*Source extract*.
————

= Steve Barnett (music executive) =

American music executive (born 1952)

Steve Barnett is the former chairman and CEO of Capitol Music Group.

==Early career==
Barnett began his music career as an agent in London in 1970, working for the Bron Agency (Gerry Bron) and dealing with bands such as Colosseum and Uriah Heep. He became an agent for NEMS Enterprises, the company originally formed by Beatles manager Brian Epstein. While there from 1972 to 1974, Barnett represented artists such as Elton John, Black Sabbath, and Deep Purple. He briefly managed Rough Diamond in 1977, a short-lived British band that featured David Byron (ex Uriah Heep), Dave Clempson (ex Colosseum), and Geoff Britton (ex Wings). In 1980 he became a manager and partner in the U.K. artist management firm Part Rock, where his clients included AC/DC, Cyndi Lauper, Foreigner, and Gary Moore. In 1988 he established Part Rock's U.S. company, Hard to Handle Management, where he served as President.

==Epic Records==
Barnett joined Epic Records in 1996 as Senior Vice President International, and was named Senior Vice President Worldwide Marketing for the label in 1997, then Executive Vice President/ General Manager in 2001. He was named President of Epic in 2004. At Epic Barnett took a role in marketing artists including Pearl Jam, Audioslave, Shakira, Jennifer Lopez, Franz Ferdinand, Modest Mouse, Good Charlotte and Natasha Bedingfield.

==Columbia Records==
In December 2005, he was named Chairman of Columbia Records, with responsibility for overall management of the label. During his tenure, Columbia's marketshare rose consistently, resulting in a 50 percent increase in current marketshare between 2009 and 2012 and attaining the #1 slot among all labels in 2011 and 2012.

Barnett has presided over successful campaigns for Adele, Beyoncé, John Mayer, Jack White, The Shins, One Direction, Maxwell, Foster the People, J. Cole, AC/DC, Susan Boyle, soprano prodigy Jackie Evancho and the marketing and release of the Glee soundtracks. He oversaw critically acclaimed and commercially successful albums by artists including Bob Dylan, Bruce Springsteen, Barbra Streisand, Neil Diamond, Celine Dion, and Harry Connick Jr.

————

*Material shown*.
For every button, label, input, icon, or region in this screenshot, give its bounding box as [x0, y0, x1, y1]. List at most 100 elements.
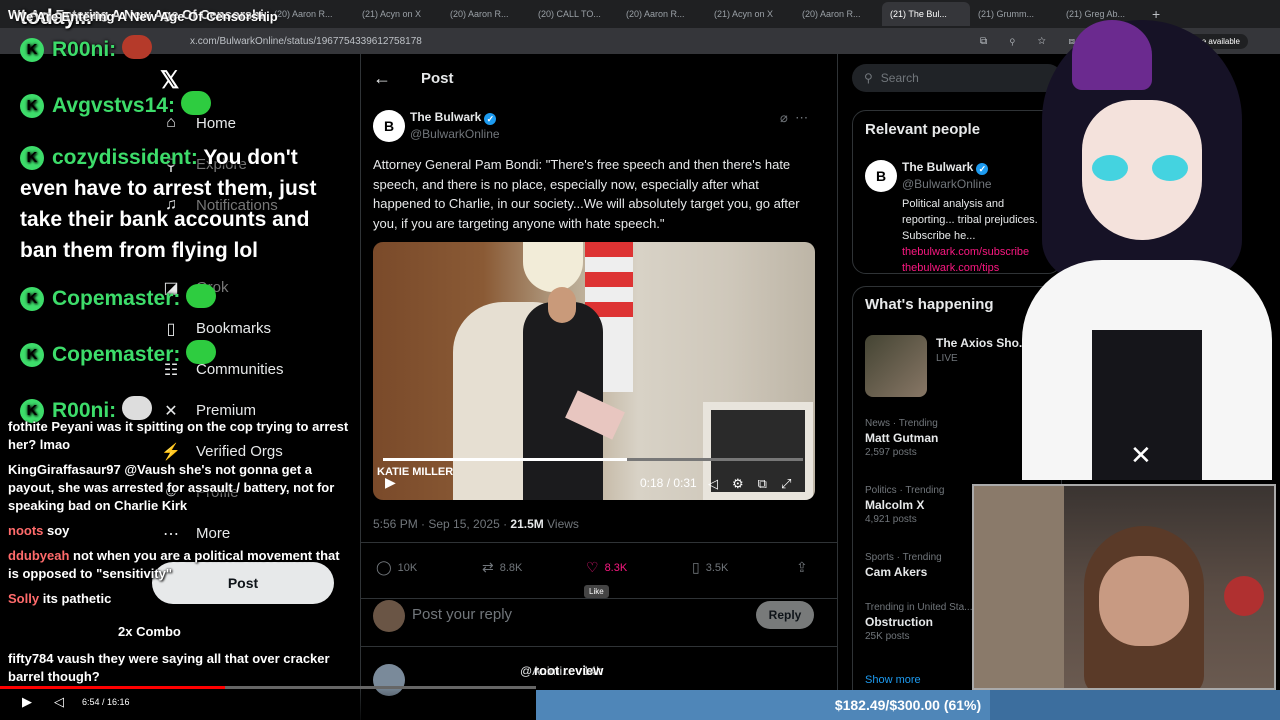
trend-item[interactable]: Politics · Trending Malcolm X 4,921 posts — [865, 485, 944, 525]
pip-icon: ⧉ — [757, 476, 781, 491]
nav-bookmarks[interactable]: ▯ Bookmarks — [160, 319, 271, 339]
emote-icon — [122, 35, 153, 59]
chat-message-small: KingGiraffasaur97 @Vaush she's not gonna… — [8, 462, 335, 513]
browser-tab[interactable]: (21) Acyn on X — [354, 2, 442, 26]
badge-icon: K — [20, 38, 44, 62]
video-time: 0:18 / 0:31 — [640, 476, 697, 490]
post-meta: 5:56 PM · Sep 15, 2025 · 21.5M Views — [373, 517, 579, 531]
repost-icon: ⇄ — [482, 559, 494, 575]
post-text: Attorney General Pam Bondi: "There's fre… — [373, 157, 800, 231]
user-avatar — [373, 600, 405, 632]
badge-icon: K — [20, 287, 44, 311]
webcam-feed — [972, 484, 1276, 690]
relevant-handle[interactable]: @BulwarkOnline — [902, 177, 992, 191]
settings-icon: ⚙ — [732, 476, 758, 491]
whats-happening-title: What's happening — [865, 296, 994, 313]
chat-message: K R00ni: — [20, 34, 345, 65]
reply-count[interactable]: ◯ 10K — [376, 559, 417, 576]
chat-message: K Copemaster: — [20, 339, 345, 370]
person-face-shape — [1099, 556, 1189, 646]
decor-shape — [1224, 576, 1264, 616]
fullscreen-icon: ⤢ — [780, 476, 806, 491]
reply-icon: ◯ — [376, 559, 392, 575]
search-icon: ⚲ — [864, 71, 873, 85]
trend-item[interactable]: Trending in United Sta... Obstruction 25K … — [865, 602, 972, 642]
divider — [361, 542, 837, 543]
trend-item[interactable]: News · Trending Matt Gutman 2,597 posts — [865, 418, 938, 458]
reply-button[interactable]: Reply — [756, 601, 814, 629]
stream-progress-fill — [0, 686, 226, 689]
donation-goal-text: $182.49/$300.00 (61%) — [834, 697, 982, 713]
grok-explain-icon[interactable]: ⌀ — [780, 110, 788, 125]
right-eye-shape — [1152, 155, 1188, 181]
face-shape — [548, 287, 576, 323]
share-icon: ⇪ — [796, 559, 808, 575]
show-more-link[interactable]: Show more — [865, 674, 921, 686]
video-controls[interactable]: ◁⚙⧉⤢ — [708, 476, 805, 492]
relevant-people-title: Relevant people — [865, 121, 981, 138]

————

*Work to do*.
A - Duplicate the Steve Barnett text in full, with no changes.
B - In the listing, set down the lines starting at the one containing "trend-item[interactable]: Politics ·" and ending after the one containing "divider — [361, 542, 837, 543]", reproducing each line as it appears.

*Outputs*.
A -
= Steve Barnett (music executive) =

American music executive (born 1952)

Steve Barnett is the former chairman and CEO of Capitol Music Group.

==Early career==
Barnett began his music career as an agent in London in 1970, working for the Bron Agency (Gerry Bron) and dealing with bands such as Colosseum and Uriah Heep. He became an agent for NEMS Enterprises, the company originally formed by Beatles manager Brian Epstein. While there from 1972 to 1974, Barnett represented artists such as Elton John, Black Sabbath, and Deep Purple. He briefly managed Rough Diamond in 1977, a short-lived British band that featured David Byron (ex Uriah Heep), Dave Clempson (ex Colosseum), and Geoff Britton (ex Wings). In 1980 he became a manager and partner in the U.K. artist management firm Part Rock, where his clients included AC/DC, Cyndi Lauper, Foreigner, and Gary Moore. In 1988 he established Part Rock's U.S. company, Hard to Handle Management, where he served as President.

==Epic Records==
Barnett joined Epic Records in 1996 as Senior Vice President International, and was named Senior Vice President Worldwide Marketing for the label in 1997, then Executive Vice President/ General Manager in 2001. He was named President of Epic in 2004. At Epic Barnett took a role in marketing artists including Pearl Jam, Audioslave, Shakira, Jennifer Lopez, Franz Ferdinand, Modest Mouse, Good Charlotte and Natasha Bedingfield.

==Columbia Records==
In December 2005, he was named Chairman of Columbia Records, with responsibility for overall management of the label. During his tenure, Columbia's marketshare rose consistently, resulting in a 50 percent increase in current marketshare between 2009 and 2012 and attaining the #1 slot among all labels in 2011 and 2012.

Barnett has presided over successful campaigns for Adele, Beyoncé, John Mayer, Jack White, The Shins, One Direction, Maxwell, Foster the People, J. Cole, AC/DC, Susan Boyle, soprano prodigy Jackie Evancho and the marketing and release of the Glee soundtracks. He oversaw critically acclaimed and commercially successful albums by artists including Bob Dylan, Bruce Springsteen, Barbra Streisand, Neil Diamond, Celine Dion, and Harry Connick Jr.

B -
trend-item[interactable]: Politics · Trending Malcolm X 4,921 posts — [865, 485, 944, 525]
pip-icon: ⧉ — [757, 476, 781, 491]
nav-bookmarks[interactable]: ▯ Bookmarks — [160, 319, 271, 339]
emote-icon — [122, 35, 153, 59]
chat-message-small: KingGiraffasaur97 @Vaush she's not gonna… — [8, 462, 335, 513]
browser-tab[interactable]: (21) Acyn on X — [354, 2, 442, 26]
badge-icon: K — [20, 38, 44, 62]
video-time: 0:18 / 0:31 — [640, 476, 697, 490]
post-meta: 5:56 PM · Sep 15, 2025 · 21.5M Views — [373, 517, 579, 531]
repost-icon: ⇄ — [482, 559, 494, 575]
post-text: Attorney General Pam Bondi: "There's fre… — [373, 157, 800, 231]
user-avatar — [373, 600, 405, 632]
badge-icon: K — [20, 287, 44, 311]
webcam-feed — [972, 484, 1276, 690]
relevant-handle[interactable]: @BulwarkOnline — [902, 177, 992, 191]
settings-icon: ⚙ — [732, 476, 758, 491]
whats-happening-title: What's happening — [865, 296, 994, 313]
chat-message: K R00ni: — [20, 34, 345, 65]
reply-count[interactable]: ◯ 10K — [376, 559, 417, 576]
chat-message: K Copemaster: — [20, 339, 345, 370]
person-face-shape — [1099, 556, 1189, 646]
decor-shape — [1224, 576, 1264, 616]
fullscreen-icon: ⤢ — [780, 476, 806, 491]
reply-icon: ◯ — [376, 559, 392, 575]
search-icon: ⚲ — [864, 71, 873, 85]
trend-item[interactable]: Trending in United Sta... Obstruction 25K … — [865, 602, 972, 642]
divider — [361, 542, 837, 543]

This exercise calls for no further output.